● **WORK TO BE COMPLETED**:
Do these statements agree with the article on online recruitment below? Answer each with yes or no and quote the deciding words from the article.
1. Recruitment sites first appeared in the mid-1990s.
2. An advertisement in The Grocer brought back something like 800 replies.
3. Neil Millan is the head of recruitment at Nestlé.
━━━━━ TEXT FOR ANALYSIS ━━━━━
Despite nearly a decade of e-recruitment, online hiring has
never lived up to HR’s expectations. But with specialist providers on hand to
take care of all stages of the recruitment process, HR is set to realise the
Net’s full potential. By Sue Weekes
When they first appeared in the mid-1990s, recruitment sites prom-ised the
world and delivered a great deal. Unfortunately, it was in the shape of
hundreds of CVs – many of them inappropriate for the position – proving totally
unmanageable for the poor HR or recruitment manager on the receiving end.
The theory was online recruitment sites would speed up time to hire, reduce
admin and costs by streamlining processes and extend candidate reach. Arguably,
they delivered on the latter but many failed miserably on most other counts.
"We’d put an advertisement in The Grocer and get back something like
800 replies with CVs attached in different formats that we often couldn’t open.
It made it impossible to manage," says Neil Millan, senior HR business
partner at Nestlé.
━━━━━ INFORMATION SHOWN ━━━━━
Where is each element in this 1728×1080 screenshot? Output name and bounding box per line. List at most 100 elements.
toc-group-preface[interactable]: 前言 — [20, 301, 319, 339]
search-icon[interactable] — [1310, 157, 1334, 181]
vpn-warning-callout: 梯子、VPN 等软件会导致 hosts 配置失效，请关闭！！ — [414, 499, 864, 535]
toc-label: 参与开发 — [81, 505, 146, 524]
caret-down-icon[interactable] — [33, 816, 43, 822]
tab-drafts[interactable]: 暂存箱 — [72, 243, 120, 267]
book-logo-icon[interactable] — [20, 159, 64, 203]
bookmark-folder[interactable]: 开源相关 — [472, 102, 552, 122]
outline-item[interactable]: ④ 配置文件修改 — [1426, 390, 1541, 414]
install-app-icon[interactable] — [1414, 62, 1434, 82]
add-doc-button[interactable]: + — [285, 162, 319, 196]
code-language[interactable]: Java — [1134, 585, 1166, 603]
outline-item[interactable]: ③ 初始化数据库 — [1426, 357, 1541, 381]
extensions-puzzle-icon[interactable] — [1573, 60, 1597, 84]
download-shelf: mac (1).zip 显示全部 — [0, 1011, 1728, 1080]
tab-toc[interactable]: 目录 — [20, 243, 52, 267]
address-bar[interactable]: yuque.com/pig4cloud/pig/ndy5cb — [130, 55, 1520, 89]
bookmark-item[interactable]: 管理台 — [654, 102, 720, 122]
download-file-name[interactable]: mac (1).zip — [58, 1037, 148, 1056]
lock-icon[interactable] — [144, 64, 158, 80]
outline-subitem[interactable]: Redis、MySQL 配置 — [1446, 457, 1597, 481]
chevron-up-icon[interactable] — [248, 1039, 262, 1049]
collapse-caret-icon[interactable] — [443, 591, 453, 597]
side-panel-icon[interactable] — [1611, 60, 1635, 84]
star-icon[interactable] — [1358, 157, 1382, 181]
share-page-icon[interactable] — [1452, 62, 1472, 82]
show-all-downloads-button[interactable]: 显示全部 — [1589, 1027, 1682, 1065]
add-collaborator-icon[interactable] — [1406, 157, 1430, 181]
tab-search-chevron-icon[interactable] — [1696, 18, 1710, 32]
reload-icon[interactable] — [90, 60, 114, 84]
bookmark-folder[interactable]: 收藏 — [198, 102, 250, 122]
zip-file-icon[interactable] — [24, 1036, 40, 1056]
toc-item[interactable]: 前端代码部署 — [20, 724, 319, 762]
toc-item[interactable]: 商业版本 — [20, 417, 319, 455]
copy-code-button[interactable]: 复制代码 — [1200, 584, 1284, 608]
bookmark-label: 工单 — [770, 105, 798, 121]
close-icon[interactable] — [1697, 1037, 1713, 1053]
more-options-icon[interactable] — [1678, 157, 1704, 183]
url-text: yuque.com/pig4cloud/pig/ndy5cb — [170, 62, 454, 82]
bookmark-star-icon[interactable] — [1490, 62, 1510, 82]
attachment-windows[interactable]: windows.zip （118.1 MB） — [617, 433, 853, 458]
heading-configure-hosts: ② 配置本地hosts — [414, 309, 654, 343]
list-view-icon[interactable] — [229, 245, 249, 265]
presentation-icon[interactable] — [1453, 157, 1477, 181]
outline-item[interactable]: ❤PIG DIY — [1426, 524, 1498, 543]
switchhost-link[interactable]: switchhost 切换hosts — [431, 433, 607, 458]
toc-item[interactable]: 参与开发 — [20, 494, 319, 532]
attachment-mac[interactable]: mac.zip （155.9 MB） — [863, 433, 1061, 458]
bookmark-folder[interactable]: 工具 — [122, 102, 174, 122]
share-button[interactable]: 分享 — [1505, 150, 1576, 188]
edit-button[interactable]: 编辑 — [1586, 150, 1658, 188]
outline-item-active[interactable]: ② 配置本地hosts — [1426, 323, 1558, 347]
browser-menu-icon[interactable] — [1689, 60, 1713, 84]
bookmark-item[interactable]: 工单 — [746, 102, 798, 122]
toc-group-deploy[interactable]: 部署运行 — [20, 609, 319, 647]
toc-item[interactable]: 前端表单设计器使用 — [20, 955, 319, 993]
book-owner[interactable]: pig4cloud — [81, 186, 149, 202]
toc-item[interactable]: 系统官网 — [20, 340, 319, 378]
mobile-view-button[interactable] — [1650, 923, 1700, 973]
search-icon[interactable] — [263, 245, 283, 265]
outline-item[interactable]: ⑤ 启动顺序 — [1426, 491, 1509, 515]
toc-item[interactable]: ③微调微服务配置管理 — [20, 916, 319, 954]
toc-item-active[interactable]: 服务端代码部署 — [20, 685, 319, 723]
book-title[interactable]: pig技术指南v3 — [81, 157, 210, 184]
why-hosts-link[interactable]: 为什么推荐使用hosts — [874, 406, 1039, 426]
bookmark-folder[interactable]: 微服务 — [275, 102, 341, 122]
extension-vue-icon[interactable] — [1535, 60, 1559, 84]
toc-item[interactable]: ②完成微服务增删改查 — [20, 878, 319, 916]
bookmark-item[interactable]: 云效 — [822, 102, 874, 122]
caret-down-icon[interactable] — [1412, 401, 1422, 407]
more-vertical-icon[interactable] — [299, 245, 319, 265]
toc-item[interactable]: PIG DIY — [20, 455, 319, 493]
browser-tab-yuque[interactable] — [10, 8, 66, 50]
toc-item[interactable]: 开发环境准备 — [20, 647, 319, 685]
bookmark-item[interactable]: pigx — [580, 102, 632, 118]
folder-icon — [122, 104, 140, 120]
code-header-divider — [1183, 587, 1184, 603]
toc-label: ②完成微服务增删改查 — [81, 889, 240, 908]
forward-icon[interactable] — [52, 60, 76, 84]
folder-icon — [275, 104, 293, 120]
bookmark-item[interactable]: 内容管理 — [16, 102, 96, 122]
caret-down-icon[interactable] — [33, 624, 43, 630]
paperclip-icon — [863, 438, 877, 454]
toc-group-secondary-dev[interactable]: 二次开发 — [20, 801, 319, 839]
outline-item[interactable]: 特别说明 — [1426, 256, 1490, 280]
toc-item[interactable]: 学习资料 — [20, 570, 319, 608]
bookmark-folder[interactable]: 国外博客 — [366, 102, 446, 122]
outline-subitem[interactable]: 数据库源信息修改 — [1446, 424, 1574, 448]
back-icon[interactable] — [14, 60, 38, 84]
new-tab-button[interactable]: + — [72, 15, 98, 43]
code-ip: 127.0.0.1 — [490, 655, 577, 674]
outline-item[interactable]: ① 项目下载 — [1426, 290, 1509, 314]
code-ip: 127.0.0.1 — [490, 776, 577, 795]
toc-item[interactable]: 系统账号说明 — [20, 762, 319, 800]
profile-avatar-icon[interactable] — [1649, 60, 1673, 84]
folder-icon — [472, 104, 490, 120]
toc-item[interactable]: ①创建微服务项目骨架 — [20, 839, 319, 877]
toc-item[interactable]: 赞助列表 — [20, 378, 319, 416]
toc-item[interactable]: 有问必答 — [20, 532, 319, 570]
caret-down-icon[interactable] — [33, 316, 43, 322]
━━━━━
● **SOLUTION FOR THIS EXERCISE**:
1. Yes: "When they first appeared in the mid-1990s"
2. Yes: "We’d put an advertisement in The Grocer and get back something like 800 replies"
3. No: "senior HR business partner at Nestlé"